#### Passage fourni
Nous préconisons parfois à la personne âgée de rester dans son lieu de vie au prix de quelques aménagements
Né dans un quartier populaire de Sens, ce féru de sport est issu d’une famille modeste, originaire du Portugal. Son père, maçon, et sa mère, femme de ménage, – « un cliché », glisse-t-il avec humour – l’encouragent à faire des études. Après avoir obtenu une maitrise à l’université de Bourgogne à Dijon et validé un master d’audit en contrôle de gestion à l’ISG, il accomplit ses premières armes dans le groupe de travaux publics Colas, sur le site auxerrois.
« C’est un secteur où j’ai vraiment apprécié les valeurs d’entraide. » Il refuse néanmoins une promotion qui doit l’envoyer en région pari- sienne. En 2009, il devient responsable financier au centre hospitalier de Villeneuve-sur-Yonne mais il s’aperçoit rapidement que la fonction publique n’est pas faite pour lui.
########
#### Données fournies
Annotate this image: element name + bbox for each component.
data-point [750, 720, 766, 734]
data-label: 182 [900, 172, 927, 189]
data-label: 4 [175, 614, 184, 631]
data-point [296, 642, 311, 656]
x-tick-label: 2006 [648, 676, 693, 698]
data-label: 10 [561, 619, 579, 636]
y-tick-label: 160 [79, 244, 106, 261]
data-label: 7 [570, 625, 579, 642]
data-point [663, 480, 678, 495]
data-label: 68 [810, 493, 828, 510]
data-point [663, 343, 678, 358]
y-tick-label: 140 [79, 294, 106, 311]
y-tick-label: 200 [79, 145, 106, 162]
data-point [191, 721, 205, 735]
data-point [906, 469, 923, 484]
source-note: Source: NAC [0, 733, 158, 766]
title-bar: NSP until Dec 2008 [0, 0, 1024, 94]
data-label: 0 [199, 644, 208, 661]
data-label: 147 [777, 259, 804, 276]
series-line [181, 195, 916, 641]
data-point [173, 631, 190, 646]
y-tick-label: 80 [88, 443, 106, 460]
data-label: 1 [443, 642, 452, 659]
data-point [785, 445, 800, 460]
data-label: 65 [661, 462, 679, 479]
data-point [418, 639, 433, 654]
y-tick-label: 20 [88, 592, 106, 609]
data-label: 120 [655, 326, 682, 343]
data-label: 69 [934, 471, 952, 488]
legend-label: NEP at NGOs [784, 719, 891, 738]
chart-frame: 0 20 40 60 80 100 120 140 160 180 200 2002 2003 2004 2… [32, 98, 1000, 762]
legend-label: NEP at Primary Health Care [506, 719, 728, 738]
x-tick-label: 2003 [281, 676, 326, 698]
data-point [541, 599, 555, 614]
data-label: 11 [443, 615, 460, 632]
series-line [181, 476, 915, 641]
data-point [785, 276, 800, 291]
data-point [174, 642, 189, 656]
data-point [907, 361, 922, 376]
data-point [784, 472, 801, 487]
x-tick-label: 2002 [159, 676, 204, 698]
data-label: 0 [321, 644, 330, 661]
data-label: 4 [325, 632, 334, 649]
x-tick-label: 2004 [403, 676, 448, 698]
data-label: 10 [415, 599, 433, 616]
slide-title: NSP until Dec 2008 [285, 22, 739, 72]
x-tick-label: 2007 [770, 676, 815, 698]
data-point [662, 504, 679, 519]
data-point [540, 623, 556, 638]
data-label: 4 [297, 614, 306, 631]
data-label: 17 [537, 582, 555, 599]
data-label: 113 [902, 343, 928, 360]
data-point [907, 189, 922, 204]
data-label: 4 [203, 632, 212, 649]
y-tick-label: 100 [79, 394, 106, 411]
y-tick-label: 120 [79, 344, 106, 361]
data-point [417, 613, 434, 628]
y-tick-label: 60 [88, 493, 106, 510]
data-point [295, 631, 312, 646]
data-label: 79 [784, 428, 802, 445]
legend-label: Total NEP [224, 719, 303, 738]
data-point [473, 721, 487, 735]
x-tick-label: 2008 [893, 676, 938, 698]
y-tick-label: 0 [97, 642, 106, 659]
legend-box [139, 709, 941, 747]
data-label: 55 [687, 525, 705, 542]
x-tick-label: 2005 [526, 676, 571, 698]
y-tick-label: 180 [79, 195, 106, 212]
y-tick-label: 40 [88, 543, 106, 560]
########
Tâche à réaliser: Réécrivez sous forme de liste le paragraphe du passage fourni qui commence par « Né dans un quartier populaire de Sens », en conservant ses faits principaux.

Réponse à la tâche:
- Né dans un quartier populaire de Sens, passionné de sport.
- Issu d'une famille modeste originaire du Portugal, avec un père maçon et une mère femme de ménage.
- Encouragé par ses parents à faire des études.
- Diplômé d'une maîtrise à l'université de Bourgogne à Dijon, puis d'un master d'audit en contrôle de gestion à l'ISG.
- Premières armes dans le groupe de travaux publics Colas, sur le site auxerrois.